- _Exercise description_
Exclude images, then output the remaining data verbatim.

BEGIN Dataset extract

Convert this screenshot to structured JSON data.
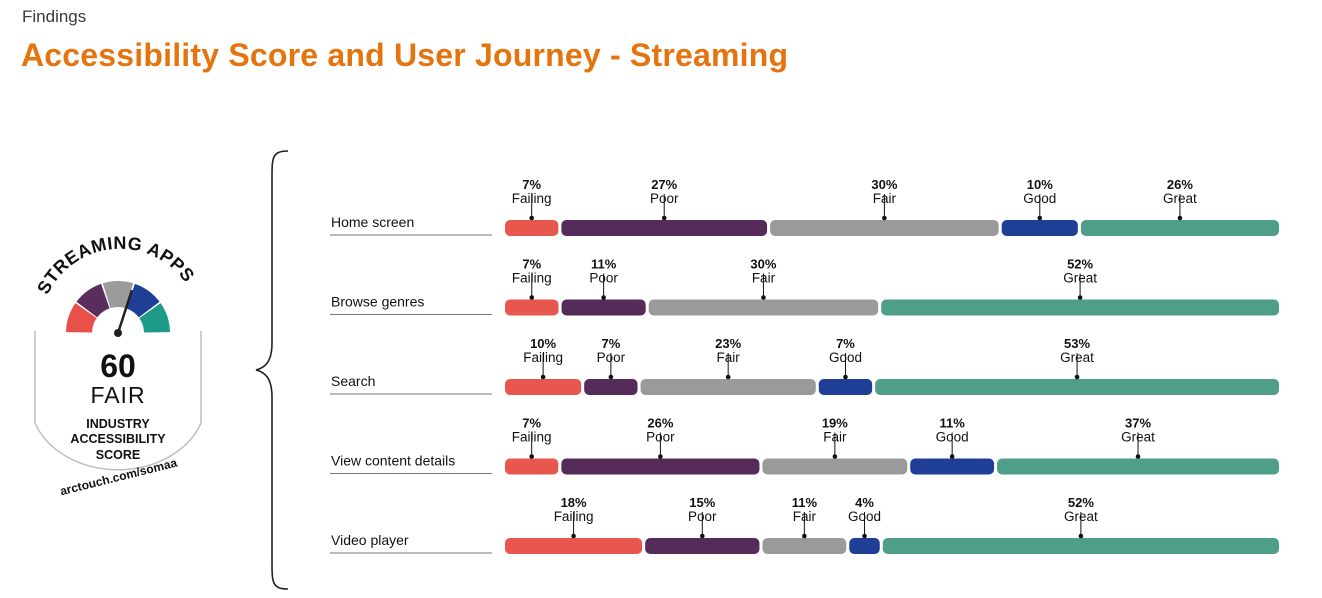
{
  "header": {
    "kicker": "Findings",
    "title": "Accessibility Score and User Journey - Streaming"
  },
  "badge": {
    "arc_text": "STREAMING APPS",
    "score": "60",
    "rating": "FAIR",
    "caption_lines": [
      "INDUSTRY",
      "ACCESSIBILITY",
      "SCORE"
    ],
    "url": "arctouch.com/somaa",
    "gauge_colors": [
      "#e8504a",
      "#5a2d5c",
      "#9b9b9b",
      "#1f3e96",
      "#1e9a88"
    ]
  },
  "chart_data": {
    "type": "bar",
    "stacked": true,
    "orientation": "horizontal",
    "colors": {
      "Failing": "#e8574e",
      "Poor": "#552b59",
      "Fair": "#9a9a9a",
      "Good": "#1f3e96",
      "Great": "#4f9e8a"
    },
    "rows": [
      {
        "label": "Home screen",
        "segments": [
          {
            "cat": "Failing",
            "value": 7
          },
          {
            "cat": "Poor",
            "value": 27
          },
          {
            "cat": "Fair",
            "value": 30
          },
          {
            "cat": "Good",
            "value": 10
          },
          {
            "cat": "Great",
            "value": 26
          }
        ]
      },
      {
        "label": "Browse genres",
        "segments": [
          {
            "cat": "Failing",
            "value": 7
          },
          {
            "cat": "Poor",
            "value": 11
          },
          {
            "cat": "Fair",
            "value": 30
          },
          {
            "cat": "Great",
            "value": 52
          }
        ]
      },
      {
        "label": "Search",
        "segments": [
          {
            "cat": "Failing",
            "value": 10
          },
          {
            "cat": "Poor",
            "value": 7
          },
          {
            "cat": "Fair",
            "value": 23
          },
          {
            "cat": "Good",
            "value": 7
          },
          {
            "cat": "Great",
            "value": 53
          }
        ]
      },
      {
        "label": "View content details",
        "segments": [
          {
            "cat": "Failing",
            "value": 7
          },
          {
            "cat": "Poor",
            "value": 26
          },
          {
            "cat": "Fair",
            "value": 19
          },
          {
            "cat": "Good",
            "value": 11
          },
          {
            "cat": "Great",
            "value": 37
          }
        ]
      },
      {
        "label": "Video player",
        "segments": [
          {
            "cat": "Failing",
            "value": 18
          },
          {
            "cat": "Poor",
            "value": 15
          },
          {
            "cat": "Fair",
            "value": 11
          },
          {
            "cat": "Good",
            "value": 4
          },
          {
            "cat": "Great",
            "value": 52
          }
        ]
      }
    ]
  }
}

END Dataset extract

- _Task answer_
Convert this screenshot to structured JSON data.
{
  "header": {
    "kicker": "Findings",
    "title": "Accessibility Score and User Journey - Streaming"
  },
  "badge": {
    "arc_text": "STREAMING APPS",
    "score": "60",
    "rating": "FAIR",
    "caption_lines": [
      "INDUSTRY",
      "ACCESSIBILITY",
      "SCORE"
    ],
    "url": "arctouch.com/somaa",
    "gauge_colors": [
      "#e8504a",
      "#5a2d5c",
      "#9b9b9b",
      "#1f3e96",
      "#1e9a88"
    ]
  },
  "chart_data": {
    "type": "bar",
    "stacked": true,
    "orientation": "horizontal",
    "colors": {
      "Failing": "#e8574e",
      "Poor": "#552b59",
      "Fair": "#9a9a9a",
      "Good": "#1f3e96",
      "Great": "#4f9e8a"
    },
    "rows": [
      {
        "label": "Home screen",
        "segments": [
          {
            "cat": "Failing",
            "value": 7
          },
          {
            "cat": "Poor",
            "value": 27
          },
          {
            "cat": "Fair",
            "value": 30
          },
          {
            "cat": "Good",
            "value": 10
          },
          {
            "cat": "Great",
            "value": 26
          }
        ]
      },
      {
        "label": "Browse genres",
        "segments": [
          {
            "cat": "Failing",
            "value": 7
          },
          {
            "cat": "Poor",
            "value": 11
          },
          {
            "cat": "Fair",
            "value": 30
          },
          {
            "cat": "Great",
            "value": 52
          }
        ]
      },
      {
        "label": "Search",
        "segments": [
          {
            "cat": "Failing",
            "value": 10
          },
          {
            "cat": "Poor",
            "value": 7
          },
          {
            "cat": "Fair",
            "value": 23
          },
          {
            "cat": "Good",
            "value": 7
          },
          {
            "cat": "Great",
            "value": 53
          }
        ]
      },
      {
        "label": "View content details",
        "segments": [
          {
            "cat": "Failing",
            "value": 7
          },
          {
            "cat": "Poor",
            "value": 26
          },
          {
            "cat": "Fair",
            "value": 19
          },
          {
            "cat": "Good",
            "value": 11
          },
          {
            "cat": "Great",
            "value": 37
          }
        ]
      },
      {
        "label": "Video player",
        "segments": [
          {
            "cat": "Failing",
            "value": 18
          },
          {
            "cat": "Poor",
            "value": 15
          },
          {
            "cat": "Fair",
            "value": 11
          },
          {
            "cat": "Good",
            "value": 4
          },
          {
            "cat": "Great",
            "value": 52
          }
        ]
      }
    ]
  }
}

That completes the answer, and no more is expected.